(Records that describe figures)
[start]

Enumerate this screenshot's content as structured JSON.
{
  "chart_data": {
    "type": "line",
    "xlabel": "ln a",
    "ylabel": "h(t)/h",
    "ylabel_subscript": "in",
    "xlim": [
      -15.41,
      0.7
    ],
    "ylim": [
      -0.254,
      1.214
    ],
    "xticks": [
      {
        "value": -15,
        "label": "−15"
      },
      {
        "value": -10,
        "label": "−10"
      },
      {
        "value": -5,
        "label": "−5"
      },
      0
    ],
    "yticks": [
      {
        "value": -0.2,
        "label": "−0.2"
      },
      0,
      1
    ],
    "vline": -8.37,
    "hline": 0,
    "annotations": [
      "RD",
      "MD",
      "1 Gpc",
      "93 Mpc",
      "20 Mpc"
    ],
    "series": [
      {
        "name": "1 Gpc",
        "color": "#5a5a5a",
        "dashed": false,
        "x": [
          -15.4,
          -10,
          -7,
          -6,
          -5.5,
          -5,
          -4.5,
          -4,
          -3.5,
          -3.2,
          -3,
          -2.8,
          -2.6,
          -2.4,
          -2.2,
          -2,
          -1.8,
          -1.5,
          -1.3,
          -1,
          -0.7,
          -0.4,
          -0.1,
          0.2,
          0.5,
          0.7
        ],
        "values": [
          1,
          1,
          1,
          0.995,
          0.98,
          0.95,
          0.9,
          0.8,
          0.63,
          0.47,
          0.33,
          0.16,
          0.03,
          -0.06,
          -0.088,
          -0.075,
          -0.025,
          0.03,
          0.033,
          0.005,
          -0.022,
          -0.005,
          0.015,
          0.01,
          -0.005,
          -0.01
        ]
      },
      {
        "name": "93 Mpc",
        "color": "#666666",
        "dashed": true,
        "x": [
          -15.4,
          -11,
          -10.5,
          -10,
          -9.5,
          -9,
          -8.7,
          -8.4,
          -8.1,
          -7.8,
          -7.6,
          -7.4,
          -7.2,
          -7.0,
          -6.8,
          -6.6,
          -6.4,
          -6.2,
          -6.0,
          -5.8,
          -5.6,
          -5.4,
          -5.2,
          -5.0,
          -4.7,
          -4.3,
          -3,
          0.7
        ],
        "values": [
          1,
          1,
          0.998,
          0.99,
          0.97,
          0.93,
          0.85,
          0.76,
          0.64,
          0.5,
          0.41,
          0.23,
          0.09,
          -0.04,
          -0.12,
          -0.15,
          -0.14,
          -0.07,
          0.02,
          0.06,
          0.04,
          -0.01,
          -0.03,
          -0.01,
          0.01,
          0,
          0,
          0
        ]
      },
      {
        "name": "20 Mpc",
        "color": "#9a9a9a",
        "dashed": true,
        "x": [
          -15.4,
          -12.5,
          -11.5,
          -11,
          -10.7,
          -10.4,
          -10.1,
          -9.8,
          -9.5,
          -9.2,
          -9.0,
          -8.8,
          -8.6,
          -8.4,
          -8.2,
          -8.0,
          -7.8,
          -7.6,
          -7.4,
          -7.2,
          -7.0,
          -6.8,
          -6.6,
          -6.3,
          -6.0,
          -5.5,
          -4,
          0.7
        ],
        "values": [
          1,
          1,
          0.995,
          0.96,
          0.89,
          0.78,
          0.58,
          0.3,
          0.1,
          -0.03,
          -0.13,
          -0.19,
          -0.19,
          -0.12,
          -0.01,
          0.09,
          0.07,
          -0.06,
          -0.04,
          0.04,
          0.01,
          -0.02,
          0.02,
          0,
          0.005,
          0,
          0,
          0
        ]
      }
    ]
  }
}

[end]

**GOAL:**
Reproduce the data, keeping every line exactly the same.

**WRITTEN RESPONSE:**
Enumerate this screenshot's content as structured JSON.
{
  "chart_data": {
    "type": "line",
    "xlabel": "ln a",
    "ylabel": "h(t)/h",
    "ylabel_subscript": "in",
    "xlim": [
      -15.41,
      0.7
    ],
    "ylim": [
      -0.254,
      1.214
    ],
    "xticks": [
      {
        "value": -15,
        "label": "−15"
      },
      {
        "value": -10,
        "label": "−10"
      },
      {
        "value": -5,
        "label": "−5"
      },
      0
    ],
    "yticks": [
      {
        "value": -0.2,
        "label": "−0.2"
      },
      0,
      1
    ],
    "vline": -8.37,
    "hline": 0,
    "annotations": [
      "RD",
      "MD",
      "1 Gpc",
      "93 Mpc",
      "20 Mpc"
    ],
    "series": [
      {
        "name": "1 Gpc",
        "color": "#5a5a5a",
        "dashed": false,
        "x": [
          -15.4,
          -10,
          -7,
          -6,
          -5.5,
          -5,
          -4.5,
          -4,
          -3.5,
          -3.2,
          -3,
          -2.8,
          -2.6,
          -2.4,
          -2.2,
          -2,
          -1.8,
          -1.5,
          -1.3,
          -1,
          -0.7,
          -0.4,
          -0.1,
          0.2,
          0.5,
          0.7
        ],
        "values": [
          1,
          1,
          1,
          0.995,
          0.98,
          0.95,
          0.9,
          0.8,
          0.63,
          0.47,
          0.33,
          0.16,
          0.03,
          -0.06,
          -0.088,
          -0.075,
          -0.025,
          0.03,
          0.033,
          0.005,
          -0.022,
          -0.005,
          0.015,
          0.01,
          -0.005,
          -0.01
        ]
      },
      {
        "name": "93 Mpc",
        "color": "#666666",
        "dashed": true,
        "x": [
          -15.4,
          -11,
          -10.5,
          -10,
          -9.5,
          -9,
          -8.7,
          -8.4,
          -8.1,
          -7.8,
          -7.6,
          -7.4,
          -7.2,
          -7.0,
          -6.8,
          -6.6,
          -6.4,
          -6.2,
          -6.0,
          -5.8,
          -5.6,
          -5.4,
          -5.2,
          -5.0,
          -4.7,
          -4.3,
          -3,
          0.7
        ],
        "values": [
          1,
          1,
          0.998,
          0.99,
          0.97,
          0.93,
          0.85,
          0.76,
          0.64,
          0.5,
          0.41,
          0.23,
          0.09,
          -0.04,
          -0.12,
          -0.15,
          -0.14,
          -0.07,
          0.02,
          0.06,
          0.04,
          -0.01,
          -0.03,
          -0.01,
          0.01,
          0,
          0,
          0
        ]
      },
      {
        "name": "20 Mpc",
        "color": "#9a9a9a",
        "dashed": true,
        "x": [
          -15.4,
          -12.5,
          -11.5,
          -11,
          -10.7,
          -10.4,
          -10.1,
          -9.8,
          -9.5,
          -9.2,
          -9.0,
          -8.8,
          -8.6,
          -8.4,
          -8.2,
          -8.0,
          -7.8,
          -7.6,
          -7.4,
          -7.2,
          -7.0,
          -6.8,
          -6.6,
          -6.3,
          -6.0,
          -5.5,
          -4,
          0.7
        ],
        "values": [
          1,
          1,
          0.995,
          0.96,
          0.89,
          0.78,
          0.58,
          0.3,
          0.1,
          -0.03,
          -0.13,
          -0.19,
          -0.19,
          -0.12,
          -0.01,
          0.09,
          0.07,
          -0.06,
          -0.04,
          0.04,
          0.01,
          -0.02,
          0.02,
          0,
          0.005,
          0,
          0,
          0
        ]
      }
    ]
  }
}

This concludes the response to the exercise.